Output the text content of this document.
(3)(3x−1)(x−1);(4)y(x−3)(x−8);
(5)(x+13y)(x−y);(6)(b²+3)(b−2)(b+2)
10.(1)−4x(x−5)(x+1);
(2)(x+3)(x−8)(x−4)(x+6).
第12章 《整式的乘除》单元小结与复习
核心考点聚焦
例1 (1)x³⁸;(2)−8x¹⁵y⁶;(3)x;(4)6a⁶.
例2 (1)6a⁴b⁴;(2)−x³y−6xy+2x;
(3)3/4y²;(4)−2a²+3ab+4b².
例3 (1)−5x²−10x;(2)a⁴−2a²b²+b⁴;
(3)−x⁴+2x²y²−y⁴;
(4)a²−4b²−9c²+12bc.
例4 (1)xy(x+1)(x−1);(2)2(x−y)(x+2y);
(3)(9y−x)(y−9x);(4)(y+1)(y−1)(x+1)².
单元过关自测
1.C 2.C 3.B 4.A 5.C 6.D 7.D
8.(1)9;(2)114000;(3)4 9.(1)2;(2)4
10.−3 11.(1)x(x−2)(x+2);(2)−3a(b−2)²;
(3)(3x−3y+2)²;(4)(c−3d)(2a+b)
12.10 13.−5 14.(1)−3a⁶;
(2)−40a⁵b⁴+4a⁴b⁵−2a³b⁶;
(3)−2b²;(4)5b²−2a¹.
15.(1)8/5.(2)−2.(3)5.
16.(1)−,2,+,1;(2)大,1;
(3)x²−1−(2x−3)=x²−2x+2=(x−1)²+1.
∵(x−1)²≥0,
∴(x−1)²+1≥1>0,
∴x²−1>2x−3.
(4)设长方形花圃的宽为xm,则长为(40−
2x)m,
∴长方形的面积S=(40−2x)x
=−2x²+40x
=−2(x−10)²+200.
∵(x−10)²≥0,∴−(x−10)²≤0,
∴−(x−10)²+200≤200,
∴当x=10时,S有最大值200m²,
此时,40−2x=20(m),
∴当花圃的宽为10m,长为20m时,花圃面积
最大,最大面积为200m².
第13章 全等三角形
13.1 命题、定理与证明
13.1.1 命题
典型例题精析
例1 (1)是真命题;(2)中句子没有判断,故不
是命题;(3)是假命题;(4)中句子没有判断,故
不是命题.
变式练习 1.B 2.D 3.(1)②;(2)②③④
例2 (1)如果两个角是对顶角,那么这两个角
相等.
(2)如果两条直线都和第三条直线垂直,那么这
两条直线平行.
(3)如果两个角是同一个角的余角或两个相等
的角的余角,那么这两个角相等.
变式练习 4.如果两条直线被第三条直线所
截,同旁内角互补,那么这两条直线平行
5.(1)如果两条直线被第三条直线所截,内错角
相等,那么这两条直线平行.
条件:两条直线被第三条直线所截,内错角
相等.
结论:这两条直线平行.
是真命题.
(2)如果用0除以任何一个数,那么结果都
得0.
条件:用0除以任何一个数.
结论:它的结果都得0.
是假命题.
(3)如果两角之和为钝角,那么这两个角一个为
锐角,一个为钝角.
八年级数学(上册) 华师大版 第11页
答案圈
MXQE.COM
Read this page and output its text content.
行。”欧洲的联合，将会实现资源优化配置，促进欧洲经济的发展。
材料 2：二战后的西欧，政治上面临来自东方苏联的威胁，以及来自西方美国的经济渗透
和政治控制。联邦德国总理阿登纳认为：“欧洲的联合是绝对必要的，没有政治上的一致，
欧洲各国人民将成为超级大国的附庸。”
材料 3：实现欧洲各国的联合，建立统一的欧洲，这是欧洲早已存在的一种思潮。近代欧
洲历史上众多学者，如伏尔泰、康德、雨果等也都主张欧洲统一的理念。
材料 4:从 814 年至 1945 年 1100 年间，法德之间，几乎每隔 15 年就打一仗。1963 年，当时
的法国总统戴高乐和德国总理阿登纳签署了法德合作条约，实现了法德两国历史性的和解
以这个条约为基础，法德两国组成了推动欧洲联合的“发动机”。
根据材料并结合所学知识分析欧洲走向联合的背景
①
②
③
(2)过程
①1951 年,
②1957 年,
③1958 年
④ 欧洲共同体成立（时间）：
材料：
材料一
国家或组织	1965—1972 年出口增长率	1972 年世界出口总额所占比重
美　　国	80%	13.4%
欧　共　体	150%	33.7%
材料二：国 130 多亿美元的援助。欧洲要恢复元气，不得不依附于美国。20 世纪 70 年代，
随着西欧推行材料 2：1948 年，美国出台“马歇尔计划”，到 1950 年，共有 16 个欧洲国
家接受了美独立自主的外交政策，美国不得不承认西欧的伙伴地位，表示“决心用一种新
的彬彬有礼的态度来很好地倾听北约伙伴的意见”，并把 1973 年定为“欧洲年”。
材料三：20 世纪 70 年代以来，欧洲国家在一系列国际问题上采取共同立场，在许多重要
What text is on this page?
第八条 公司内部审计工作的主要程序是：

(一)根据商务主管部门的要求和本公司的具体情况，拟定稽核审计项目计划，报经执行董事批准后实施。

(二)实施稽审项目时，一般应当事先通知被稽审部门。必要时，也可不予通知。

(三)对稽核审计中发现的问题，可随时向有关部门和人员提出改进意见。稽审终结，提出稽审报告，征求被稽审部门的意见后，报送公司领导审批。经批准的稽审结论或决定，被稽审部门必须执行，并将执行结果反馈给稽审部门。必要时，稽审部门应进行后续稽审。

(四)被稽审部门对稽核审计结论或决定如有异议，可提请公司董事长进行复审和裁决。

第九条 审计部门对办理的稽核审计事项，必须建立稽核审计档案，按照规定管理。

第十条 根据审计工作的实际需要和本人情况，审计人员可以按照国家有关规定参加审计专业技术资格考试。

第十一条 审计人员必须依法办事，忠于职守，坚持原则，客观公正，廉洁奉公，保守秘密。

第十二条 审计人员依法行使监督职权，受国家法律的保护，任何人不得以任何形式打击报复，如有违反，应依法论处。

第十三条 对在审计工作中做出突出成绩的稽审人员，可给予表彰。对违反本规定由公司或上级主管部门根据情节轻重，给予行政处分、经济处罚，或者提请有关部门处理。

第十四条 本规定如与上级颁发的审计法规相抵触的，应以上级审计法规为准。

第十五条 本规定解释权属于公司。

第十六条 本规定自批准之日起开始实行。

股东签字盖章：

**What to produce**
Copy every line of the material, please, keeping it exactly the same.

**Solution for this task**
Output the text content of this document.
(3)(3x−1)(x−1);(4)y(x−3)(x−8);
(5)(x+13y)(x−y);(6)(b²+3)(b−2)(b+2)
10.(1)−4x(x−5)(x+1);
(2)(x+3)(x−8)(x−4)(x+6).
第12章 《整式的乘除》单元小结与复习
核心考点聚焦
例1 (1)x³⁸;(2)−8x¹⁵y⁶;(3)x;(4)6a⁶.
例2 (1)6a⁴b⁴;(2)−x³y−6xy+2x;
(3)3/4y²;(4)−2a²+3ab+4b².
例3 (1)−5x²−10x;(2)a⁴−2a²b²+b⁴;
(3)−x⁴+2x²y²−y⁴;
(4)a²−4b²−9c²+12bc.
例4 (1)xy(x+1)(x−1);(2)2(x−y)(x+2y);
(3)(9y−x)(y−9x);(4)(y+1)(y−1)(x+1)².
单元过关自测
1.C 2.C 3.B 4.A 5.C 6.D 7.D
8.(1)9;(2)114000;(3)4 9.(1)2;(2)4
10.−3 11.(1)x(x−2)(x+2);(2)−3a(b−2)²;
(3)(3x−3y+2)²;(4)(c−3d)(2a+b)
12.10 13.−5 14.(1)−3a⁶;
(2)−40a⁵b⁴+4a⁴b⁵−2a³b⁶;
(3)−2b²;(4)5b²−2a¹.
15.(1)8/5.(2)−2.(3)5.
16.(1)−,2,+,1;(2)大,1;
(3)x²−1−(2x−3)=x²−2x+2=(x−1)²+1.
∵(x−1)²≥0,
∴(x−1)²+1≥1>0,
∴x²−1>2x−3.
(4)设长方形花圃的宽为xm,则长为(40−
2x)m,
∴长方形的面积S=(40−2x)x
=−2x²+40x
=−2(x−10)²+200.
∵(x−10)²≥0,∴−(x−10)²≤0,
∴−(x−10)²+200≤200,
∴当x=10时,S有最大值200m²,
此时,40−2x=20(m),
∴当花圃的宽为10m,长为20m时,花圃面积
最大,最大面积为200m².
第13章 全等三角形
13.1 命题、定理与证明
13.1.1 命题
典型例题精析
例1 (1)是真命题;(2)中句子没有判断,故不
是命题;(3)是假命题;(4)中句子没有判断,故
不是命题.
变式练习 1.B 2.D 3.(1)②;(2)②③④
例2 (1)如果两个角是对顶角,那么这两个角
相等.
(2)如果两条直线都和第三条直线垂直,那么这
两条直线平行.
(3)如果两个角是同一个角的余角或两个相等
的角的余角,那么这两个角相等.
变式练习 4.如果两条直线被第三条直线所
截,同旁内角互补,那么这两条直线平行
5.(1)如果两条直线被第三条直线所截,内错角
相等,那么这两条直线平行.
条件:两条直线被第三条直线所截,内错角
相等.
结论:这两条直线平行.
是真命题.
(2)如果用0除以任何一个数,那么结果都
得0.
条件:用0除以任何一个数.
结论:它的结果都得0.
是假命题.
(3)如果两角之和为钝角,那么这两个角一个为
锐角,一个为钝角.
八年级数学(上册) 华师大版 第11页
答案圈
MXQE.COM
Read this page and output its text content.
行。”欧洲的联合，将会实现资源优化配置，促进欧洲经济的发展。
材料 2：二战后的西欧，政治上面临来自东方苏联的威胁，以及来自西方美国的经济渗透
和政治控制。联邦德国总理阿登纳认为：“欧洲的联合是绝对必要的，没有政治上的一致，
欧洲各国人民将成为超级大国的附庸。”
材料 3：实现欧洲各国的联合，建立统一的欧洲，这是欧洲早已存在的一种思潮。近代欧
洲历史上众多学者，如伏尔泰、康德、雨果等也都主张欧洲统一的理念。
材料 4:从 814 年至 1945 年 1100 年间，法德之间，几乎每隔 15 年就打一仗。1963 年，当时
的法国总统戴高乐和德国总理阿登纳签署了法德合作条约，实现了法德两国历史性的和解
以这个条约为基础，法德两国组成了推动欧洲联合的“发动机”。
根据材料并结合所学知识分析欧洲走向联合的背景
①
②
③
(2)过程
①1951 年,
②1957 年,
③1958 年
④ 欧洲共同体成立（时间）：
材料：
材料一
国家或组织	1965—1972 年出口增长率	1972 年世界出口总额所占比重
美　　国	80%	13.4%
欧　共　体	150%	33.7%
材料二：国 130 多亿美元的援助。欧洲要恢复元气，不得不依附于美国。20 世纪 70 年代，
随着西欧推行材料 2：1948 年，美国出台“马歇尔计划”，到 1950 年，共有 16 个欧洲国
家接受了美独立自主的外交政策，美国不得不承认西欧的伙伴地位，表示“决心用一种新
的彬彬有礼的态度来很好地倾听北约伙伴的意见”，并把 1973 年定为“欧洲年”。
材料三：20 世纪 70 年代以来，欧洲国家在一系列国际问题上采取共同立场，在许多重要
What text is on this page?
第八条 公司内部审计工作的主要程序是：

(一)根据商务主管部门的要求和本公司的具体情况，拟定稽核审计项目计划，报经执行董事批准后实施。

(二)实施稽审项目时，一般应当事先通知被稽审部门。必要时，也可不予通知。

(三)对稽核审计中发现的问题，可随时向有关部门和人员提出改进意见。稽审终结，提出稽审报告，征求被稽审部门的意见后，报送公司领导审批。经批准的稽审结论或决定，被稽审部门必须执行，并将执行结果反馈给稽审部门。必要时，稽审部门应进行后续稽审。

(四)被稽审部门对稽核审计结论或决定如有异议，可提请公司董事长进行复审和裁决。

第九条 审计部门对办理的稽核审计事项，必须建立稽核审计档案，按照规定管理。

第十条 根据审计工作的实际需要和本人情况，审计人员可以按照国家有关规定参加审计专业技术资格考试。

第十一条 审计人员必须依法办事，忠于职守，坚持原则，客观公正，廉洁奉公，保守秘密。

第十二条 审计人员依法行使监督职权，受国家法律的保护，任何人不得以任何形式打击报复，如有违反，应依法论处。

第十三条 对在审计工作中做出突出成绩的稽审人员，可给予表彰。对违反本规定由公司或上级主管部门根据情节轻重，给予行政处分、经济处罚，或者提请有关部门处理。

第十四条 本规定如与上级颁发的审计法规相抵触的，应以上级审计法规为准。

第十五条 本规定解释权属于公司。

第十六条 本规定自批准之日起开始实行。

股东签字盖章：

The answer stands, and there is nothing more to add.